** START Records supplied **

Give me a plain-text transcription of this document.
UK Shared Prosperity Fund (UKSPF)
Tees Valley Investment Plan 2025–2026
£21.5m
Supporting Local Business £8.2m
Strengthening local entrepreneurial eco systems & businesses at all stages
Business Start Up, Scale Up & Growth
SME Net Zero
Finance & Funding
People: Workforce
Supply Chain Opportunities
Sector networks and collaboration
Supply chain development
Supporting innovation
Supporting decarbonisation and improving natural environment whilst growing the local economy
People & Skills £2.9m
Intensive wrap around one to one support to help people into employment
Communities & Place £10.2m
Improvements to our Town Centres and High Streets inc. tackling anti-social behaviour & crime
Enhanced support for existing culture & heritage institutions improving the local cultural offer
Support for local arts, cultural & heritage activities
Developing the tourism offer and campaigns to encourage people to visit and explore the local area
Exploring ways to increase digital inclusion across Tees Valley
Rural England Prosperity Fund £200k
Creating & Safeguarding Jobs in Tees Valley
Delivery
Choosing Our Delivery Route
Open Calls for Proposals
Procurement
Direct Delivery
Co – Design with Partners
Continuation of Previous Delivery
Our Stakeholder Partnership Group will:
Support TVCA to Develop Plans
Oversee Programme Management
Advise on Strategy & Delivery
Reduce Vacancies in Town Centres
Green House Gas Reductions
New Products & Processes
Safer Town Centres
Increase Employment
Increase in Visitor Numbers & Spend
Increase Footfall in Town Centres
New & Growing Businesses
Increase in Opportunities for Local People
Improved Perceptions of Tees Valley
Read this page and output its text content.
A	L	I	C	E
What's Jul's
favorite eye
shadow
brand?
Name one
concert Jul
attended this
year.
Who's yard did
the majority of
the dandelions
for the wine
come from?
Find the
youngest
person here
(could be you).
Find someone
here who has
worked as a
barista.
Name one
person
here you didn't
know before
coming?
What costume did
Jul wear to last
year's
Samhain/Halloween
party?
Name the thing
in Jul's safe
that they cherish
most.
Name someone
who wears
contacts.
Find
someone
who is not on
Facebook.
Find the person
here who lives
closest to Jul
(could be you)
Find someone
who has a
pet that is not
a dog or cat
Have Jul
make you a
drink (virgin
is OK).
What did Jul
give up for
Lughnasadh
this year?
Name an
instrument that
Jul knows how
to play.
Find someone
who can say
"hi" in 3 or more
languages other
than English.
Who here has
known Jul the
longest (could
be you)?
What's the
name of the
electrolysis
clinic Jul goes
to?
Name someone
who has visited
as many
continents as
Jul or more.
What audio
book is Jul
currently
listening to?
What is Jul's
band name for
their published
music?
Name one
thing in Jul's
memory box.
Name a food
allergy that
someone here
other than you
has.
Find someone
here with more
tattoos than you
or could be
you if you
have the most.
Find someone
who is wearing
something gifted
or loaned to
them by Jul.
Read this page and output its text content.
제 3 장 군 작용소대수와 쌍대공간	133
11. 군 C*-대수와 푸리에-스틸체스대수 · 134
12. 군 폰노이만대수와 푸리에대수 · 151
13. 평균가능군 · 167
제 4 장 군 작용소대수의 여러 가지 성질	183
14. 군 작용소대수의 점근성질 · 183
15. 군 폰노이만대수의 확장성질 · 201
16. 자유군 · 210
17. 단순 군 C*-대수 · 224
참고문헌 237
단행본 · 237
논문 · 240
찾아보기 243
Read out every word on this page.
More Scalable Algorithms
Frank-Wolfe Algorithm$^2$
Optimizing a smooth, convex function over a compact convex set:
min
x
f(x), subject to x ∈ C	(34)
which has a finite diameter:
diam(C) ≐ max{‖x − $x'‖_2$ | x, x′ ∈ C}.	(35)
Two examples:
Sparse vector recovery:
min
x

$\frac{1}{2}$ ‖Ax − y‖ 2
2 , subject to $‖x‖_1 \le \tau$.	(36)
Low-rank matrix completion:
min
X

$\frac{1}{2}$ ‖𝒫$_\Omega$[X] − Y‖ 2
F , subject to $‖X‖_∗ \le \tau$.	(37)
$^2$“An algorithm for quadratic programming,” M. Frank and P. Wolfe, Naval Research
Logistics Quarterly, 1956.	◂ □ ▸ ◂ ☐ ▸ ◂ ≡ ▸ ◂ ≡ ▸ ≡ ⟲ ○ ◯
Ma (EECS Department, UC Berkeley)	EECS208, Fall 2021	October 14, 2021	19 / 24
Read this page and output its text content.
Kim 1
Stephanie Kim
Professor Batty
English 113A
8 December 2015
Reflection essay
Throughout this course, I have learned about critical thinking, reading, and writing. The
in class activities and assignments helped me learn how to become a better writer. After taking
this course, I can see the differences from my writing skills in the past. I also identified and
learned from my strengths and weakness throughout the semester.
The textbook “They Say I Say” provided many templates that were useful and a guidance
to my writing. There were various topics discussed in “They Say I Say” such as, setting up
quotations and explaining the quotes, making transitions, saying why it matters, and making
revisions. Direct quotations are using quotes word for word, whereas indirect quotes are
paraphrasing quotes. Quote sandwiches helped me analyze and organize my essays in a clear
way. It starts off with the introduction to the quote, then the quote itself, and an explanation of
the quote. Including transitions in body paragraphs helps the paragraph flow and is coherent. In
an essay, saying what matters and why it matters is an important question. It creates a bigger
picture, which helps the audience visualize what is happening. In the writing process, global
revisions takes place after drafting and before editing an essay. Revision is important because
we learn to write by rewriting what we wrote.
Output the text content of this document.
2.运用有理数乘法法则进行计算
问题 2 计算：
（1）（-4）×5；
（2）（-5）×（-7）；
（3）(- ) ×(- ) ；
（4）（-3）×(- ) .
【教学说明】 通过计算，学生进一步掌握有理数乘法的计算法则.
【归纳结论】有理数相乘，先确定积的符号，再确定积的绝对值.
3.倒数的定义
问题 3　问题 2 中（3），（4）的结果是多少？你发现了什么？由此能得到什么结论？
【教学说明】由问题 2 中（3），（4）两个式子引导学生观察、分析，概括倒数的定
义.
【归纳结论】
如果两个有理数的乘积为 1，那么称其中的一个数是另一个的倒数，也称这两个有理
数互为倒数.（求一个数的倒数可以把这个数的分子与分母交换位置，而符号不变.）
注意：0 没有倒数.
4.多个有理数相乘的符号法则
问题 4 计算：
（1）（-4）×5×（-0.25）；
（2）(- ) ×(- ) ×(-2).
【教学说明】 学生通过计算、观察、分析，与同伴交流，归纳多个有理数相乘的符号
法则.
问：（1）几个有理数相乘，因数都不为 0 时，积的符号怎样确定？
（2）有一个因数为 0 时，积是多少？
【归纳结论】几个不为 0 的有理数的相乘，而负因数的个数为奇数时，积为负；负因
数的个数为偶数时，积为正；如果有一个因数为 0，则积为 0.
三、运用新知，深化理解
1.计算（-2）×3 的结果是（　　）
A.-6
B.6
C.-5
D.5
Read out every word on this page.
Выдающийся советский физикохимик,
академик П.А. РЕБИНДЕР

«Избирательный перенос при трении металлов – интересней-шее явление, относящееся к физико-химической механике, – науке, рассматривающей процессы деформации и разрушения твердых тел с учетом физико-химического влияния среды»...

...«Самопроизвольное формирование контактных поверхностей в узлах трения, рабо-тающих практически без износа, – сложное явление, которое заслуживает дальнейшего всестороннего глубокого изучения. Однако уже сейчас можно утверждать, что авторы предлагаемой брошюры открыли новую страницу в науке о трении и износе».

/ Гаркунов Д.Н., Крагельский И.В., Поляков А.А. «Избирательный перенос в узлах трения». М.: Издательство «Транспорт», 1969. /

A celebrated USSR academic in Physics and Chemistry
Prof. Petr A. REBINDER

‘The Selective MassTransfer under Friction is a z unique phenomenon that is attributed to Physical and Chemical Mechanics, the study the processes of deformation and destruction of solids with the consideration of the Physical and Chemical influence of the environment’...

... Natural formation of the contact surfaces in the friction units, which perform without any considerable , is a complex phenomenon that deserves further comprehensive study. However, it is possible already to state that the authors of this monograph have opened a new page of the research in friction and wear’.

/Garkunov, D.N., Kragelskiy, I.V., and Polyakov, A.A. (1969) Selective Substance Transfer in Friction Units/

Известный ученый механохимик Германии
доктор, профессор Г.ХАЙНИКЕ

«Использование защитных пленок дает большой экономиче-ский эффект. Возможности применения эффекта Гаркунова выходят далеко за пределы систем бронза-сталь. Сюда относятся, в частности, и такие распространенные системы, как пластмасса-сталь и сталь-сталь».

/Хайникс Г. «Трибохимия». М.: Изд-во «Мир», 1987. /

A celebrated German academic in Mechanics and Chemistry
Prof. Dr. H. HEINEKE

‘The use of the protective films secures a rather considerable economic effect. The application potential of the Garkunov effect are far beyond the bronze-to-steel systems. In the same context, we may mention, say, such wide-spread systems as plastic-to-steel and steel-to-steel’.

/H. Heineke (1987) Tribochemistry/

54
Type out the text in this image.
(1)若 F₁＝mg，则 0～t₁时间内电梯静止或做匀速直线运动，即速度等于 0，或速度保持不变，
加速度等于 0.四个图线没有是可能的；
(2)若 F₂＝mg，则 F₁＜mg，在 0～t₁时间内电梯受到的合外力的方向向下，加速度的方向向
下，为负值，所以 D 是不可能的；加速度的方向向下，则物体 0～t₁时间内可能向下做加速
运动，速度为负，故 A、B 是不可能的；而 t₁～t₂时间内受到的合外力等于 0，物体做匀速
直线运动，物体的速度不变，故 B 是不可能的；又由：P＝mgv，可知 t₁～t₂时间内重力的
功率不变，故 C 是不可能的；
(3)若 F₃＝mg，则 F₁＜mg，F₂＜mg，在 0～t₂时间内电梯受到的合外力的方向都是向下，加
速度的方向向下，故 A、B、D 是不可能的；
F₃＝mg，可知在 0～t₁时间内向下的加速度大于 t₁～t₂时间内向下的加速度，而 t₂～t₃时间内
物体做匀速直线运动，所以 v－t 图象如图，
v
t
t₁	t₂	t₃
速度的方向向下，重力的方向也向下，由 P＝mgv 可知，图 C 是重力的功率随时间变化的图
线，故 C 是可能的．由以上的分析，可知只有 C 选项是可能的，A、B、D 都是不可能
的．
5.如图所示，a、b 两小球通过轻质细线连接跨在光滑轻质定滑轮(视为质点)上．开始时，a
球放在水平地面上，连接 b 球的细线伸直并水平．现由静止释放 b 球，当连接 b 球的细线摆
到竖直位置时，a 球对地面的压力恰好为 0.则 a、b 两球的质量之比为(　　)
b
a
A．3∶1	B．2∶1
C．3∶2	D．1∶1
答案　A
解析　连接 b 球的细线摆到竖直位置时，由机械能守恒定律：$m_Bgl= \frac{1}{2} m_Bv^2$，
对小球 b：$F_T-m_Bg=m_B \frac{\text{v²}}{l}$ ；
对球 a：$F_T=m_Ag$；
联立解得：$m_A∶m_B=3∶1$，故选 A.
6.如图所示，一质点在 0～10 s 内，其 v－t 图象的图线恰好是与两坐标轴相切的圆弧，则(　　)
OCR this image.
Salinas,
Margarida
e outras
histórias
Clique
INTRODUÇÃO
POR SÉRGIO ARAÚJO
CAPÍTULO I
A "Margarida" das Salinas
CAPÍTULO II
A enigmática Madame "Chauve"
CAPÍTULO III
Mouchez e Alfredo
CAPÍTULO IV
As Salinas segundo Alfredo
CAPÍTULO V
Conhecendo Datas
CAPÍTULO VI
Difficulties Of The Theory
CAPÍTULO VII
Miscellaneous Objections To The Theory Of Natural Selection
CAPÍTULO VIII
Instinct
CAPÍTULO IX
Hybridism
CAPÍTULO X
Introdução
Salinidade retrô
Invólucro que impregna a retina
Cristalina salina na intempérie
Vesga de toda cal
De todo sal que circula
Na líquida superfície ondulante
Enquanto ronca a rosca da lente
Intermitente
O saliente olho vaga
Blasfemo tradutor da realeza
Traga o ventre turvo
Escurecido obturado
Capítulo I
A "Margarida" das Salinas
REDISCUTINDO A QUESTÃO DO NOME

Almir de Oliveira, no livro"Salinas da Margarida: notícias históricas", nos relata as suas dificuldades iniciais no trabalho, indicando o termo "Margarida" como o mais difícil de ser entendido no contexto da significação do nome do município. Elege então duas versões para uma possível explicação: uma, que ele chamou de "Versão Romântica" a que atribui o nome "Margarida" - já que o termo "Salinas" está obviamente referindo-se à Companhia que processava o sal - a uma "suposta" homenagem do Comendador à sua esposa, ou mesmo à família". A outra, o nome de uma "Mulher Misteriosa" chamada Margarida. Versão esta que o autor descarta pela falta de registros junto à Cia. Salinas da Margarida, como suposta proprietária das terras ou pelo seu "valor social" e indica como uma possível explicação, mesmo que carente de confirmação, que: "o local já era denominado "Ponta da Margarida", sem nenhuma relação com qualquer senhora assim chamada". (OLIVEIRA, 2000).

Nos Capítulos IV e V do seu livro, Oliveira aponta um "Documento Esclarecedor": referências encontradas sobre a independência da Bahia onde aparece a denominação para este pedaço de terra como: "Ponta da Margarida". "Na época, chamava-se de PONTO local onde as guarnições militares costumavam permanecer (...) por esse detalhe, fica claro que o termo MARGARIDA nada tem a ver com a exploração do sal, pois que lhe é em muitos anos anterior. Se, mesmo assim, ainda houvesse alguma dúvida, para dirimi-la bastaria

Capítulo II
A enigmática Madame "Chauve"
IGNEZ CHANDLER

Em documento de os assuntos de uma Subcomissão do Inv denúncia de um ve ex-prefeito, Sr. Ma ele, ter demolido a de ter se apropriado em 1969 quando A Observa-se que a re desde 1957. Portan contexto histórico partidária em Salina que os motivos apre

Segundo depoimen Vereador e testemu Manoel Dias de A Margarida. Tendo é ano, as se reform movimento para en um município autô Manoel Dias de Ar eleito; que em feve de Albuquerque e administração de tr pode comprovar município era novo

** END Records supplied **

■ Prompt: Gather all lines where the word "Town" appears.

■ Complete answer:
Improvements to our Town Centres and High Streets inc. tackling anti-social behaviour & crime
Reduce Vacancies in Town Centres
Safer Town Centres
Increase Footfall in Town Centres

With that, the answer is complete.